Pull every line with the word "Users" out of the entries below.

* * *

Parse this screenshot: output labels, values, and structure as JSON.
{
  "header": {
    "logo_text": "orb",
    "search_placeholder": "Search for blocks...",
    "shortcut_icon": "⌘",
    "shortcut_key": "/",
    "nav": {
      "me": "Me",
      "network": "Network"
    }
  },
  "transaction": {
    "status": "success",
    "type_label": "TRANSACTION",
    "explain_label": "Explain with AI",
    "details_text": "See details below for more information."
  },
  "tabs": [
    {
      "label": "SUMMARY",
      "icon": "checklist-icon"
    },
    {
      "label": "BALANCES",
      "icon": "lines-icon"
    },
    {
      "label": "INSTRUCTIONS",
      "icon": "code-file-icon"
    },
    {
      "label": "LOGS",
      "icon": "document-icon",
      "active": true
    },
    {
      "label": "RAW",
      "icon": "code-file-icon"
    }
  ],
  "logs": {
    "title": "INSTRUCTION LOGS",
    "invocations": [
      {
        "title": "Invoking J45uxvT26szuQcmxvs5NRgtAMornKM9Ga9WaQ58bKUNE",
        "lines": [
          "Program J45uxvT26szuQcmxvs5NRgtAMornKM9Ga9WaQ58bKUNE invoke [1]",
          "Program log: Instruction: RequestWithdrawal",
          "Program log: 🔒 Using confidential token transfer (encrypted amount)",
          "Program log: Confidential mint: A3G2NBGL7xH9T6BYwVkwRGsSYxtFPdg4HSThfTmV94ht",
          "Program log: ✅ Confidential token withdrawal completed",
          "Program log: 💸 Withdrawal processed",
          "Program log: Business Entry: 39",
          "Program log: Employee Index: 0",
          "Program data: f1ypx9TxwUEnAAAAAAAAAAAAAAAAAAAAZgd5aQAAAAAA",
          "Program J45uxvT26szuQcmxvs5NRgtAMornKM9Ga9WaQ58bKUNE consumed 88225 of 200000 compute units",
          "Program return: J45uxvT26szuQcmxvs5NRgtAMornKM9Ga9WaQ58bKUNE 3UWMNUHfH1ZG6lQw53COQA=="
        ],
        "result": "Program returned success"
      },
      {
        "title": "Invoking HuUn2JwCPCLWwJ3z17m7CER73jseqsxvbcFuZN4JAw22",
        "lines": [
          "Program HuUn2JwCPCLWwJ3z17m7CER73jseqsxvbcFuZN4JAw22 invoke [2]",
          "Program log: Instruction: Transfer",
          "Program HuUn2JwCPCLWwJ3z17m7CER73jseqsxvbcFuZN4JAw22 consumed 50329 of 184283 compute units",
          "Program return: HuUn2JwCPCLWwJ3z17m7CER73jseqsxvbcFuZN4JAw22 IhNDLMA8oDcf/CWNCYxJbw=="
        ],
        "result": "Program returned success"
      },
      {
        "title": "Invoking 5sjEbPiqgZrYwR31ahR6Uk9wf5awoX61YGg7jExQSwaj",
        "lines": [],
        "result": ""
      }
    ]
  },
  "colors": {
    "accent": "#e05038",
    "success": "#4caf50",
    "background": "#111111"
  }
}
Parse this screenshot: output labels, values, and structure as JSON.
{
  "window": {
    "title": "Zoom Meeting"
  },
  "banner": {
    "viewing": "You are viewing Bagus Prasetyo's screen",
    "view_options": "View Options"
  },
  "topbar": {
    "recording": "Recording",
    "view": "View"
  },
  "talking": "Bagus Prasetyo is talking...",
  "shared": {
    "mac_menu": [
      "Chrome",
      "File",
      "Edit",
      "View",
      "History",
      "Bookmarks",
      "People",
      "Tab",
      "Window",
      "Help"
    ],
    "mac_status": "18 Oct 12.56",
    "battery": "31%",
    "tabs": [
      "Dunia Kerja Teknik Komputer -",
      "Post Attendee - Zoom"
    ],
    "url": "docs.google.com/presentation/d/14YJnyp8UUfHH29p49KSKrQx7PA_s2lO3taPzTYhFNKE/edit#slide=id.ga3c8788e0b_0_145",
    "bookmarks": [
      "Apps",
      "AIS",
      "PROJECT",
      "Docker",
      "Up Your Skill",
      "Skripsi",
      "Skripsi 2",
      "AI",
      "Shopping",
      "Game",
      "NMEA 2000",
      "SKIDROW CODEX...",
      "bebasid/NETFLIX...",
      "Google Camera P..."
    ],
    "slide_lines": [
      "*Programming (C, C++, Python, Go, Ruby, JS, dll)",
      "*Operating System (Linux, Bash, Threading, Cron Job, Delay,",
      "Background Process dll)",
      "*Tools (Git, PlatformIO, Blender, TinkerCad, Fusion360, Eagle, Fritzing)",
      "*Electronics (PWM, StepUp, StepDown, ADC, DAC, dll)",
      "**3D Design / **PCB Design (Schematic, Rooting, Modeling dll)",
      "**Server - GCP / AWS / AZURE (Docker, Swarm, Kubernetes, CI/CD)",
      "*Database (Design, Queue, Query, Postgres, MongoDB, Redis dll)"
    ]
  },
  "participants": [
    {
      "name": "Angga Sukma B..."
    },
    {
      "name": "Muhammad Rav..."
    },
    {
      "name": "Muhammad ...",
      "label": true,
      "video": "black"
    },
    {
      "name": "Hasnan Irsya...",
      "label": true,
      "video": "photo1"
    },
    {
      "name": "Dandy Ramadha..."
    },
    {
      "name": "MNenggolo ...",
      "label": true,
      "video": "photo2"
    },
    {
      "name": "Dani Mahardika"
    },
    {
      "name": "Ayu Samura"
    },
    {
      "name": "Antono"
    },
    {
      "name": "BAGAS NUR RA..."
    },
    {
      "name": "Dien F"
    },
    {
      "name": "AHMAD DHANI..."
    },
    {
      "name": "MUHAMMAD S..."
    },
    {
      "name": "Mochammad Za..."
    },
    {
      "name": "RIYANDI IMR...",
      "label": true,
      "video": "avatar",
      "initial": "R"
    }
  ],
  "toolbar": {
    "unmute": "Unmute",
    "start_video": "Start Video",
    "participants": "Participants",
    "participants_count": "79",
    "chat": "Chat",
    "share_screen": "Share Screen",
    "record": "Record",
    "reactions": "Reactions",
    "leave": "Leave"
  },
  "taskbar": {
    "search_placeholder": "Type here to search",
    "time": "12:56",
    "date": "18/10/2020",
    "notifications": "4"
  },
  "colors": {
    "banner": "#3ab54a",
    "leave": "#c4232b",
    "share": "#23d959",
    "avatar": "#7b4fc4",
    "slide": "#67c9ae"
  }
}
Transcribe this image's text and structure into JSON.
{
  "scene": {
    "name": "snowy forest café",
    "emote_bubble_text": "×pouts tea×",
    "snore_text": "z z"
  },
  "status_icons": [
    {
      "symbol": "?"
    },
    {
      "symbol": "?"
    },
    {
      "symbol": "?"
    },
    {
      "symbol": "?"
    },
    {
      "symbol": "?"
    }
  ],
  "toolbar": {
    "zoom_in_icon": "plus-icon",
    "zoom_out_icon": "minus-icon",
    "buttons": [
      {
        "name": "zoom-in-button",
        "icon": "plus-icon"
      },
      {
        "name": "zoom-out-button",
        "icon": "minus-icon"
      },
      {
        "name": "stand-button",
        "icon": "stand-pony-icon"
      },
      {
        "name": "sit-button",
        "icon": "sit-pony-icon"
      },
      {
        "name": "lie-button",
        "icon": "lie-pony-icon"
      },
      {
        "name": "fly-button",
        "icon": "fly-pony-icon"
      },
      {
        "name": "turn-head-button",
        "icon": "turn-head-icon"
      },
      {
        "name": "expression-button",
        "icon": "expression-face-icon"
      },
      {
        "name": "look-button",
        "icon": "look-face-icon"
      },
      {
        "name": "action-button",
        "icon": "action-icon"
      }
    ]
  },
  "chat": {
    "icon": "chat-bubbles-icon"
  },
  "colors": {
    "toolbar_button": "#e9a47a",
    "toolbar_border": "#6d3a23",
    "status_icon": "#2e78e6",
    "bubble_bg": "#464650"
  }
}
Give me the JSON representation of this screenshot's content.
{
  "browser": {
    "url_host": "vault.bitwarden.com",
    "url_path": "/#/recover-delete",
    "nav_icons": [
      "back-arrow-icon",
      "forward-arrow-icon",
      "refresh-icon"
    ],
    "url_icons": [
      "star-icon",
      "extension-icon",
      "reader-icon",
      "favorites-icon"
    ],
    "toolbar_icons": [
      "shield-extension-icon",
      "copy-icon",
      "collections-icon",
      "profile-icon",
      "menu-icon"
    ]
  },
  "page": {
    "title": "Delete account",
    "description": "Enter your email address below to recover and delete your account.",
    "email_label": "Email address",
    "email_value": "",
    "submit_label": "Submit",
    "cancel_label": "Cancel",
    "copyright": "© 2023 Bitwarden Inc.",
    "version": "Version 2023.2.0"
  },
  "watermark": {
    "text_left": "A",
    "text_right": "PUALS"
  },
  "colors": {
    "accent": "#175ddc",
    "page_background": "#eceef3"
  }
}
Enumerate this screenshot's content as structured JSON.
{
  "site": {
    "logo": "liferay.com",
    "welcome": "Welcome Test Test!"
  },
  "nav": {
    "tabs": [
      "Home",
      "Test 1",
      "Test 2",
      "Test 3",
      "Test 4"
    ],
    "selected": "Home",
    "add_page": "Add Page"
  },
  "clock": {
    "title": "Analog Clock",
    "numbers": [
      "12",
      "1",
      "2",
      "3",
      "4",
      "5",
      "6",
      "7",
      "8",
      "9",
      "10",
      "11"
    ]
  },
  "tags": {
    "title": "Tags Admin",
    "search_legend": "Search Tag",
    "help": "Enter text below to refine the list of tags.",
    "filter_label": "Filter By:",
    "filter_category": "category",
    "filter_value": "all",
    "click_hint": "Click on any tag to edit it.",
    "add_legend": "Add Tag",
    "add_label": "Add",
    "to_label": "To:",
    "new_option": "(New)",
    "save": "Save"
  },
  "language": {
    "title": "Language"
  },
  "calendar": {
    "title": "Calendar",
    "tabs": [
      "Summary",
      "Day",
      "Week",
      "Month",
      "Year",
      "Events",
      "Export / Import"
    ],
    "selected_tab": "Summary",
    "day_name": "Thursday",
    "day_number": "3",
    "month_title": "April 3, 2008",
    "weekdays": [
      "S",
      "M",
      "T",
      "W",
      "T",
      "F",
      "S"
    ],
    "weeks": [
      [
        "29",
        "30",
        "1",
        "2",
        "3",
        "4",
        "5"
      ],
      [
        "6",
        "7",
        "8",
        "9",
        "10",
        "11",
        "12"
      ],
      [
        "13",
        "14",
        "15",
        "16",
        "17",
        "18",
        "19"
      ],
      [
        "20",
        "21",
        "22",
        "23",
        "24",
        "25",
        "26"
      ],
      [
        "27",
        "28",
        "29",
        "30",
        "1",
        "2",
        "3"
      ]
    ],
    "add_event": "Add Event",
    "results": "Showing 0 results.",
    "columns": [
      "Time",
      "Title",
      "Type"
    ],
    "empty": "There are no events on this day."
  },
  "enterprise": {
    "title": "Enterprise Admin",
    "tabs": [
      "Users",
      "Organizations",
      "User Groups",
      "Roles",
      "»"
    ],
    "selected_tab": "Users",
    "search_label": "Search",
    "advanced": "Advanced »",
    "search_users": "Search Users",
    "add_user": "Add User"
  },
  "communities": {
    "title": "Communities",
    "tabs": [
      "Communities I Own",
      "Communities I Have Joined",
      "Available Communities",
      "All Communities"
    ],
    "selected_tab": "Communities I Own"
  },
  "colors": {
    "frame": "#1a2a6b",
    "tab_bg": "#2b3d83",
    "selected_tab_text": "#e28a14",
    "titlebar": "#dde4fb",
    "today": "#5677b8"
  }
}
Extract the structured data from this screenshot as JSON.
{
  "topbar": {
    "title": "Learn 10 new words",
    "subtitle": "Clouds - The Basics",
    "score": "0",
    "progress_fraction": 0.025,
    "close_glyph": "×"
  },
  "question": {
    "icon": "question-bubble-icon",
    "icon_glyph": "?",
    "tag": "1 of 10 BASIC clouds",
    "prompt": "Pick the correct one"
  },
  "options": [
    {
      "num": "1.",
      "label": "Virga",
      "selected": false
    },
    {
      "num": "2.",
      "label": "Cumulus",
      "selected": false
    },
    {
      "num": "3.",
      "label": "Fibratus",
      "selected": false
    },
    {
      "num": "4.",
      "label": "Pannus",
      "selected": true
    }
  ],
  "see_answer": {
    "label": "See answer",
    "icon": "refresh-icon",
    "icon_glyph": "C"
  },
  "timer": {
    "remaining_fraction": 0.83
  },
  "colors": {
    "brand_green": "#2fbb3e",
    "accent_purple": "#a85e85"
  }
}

* * *

THE COMPLETED TASK:
      "Users",
    "selected_tab": "Users",
    "search_users": "Search Users",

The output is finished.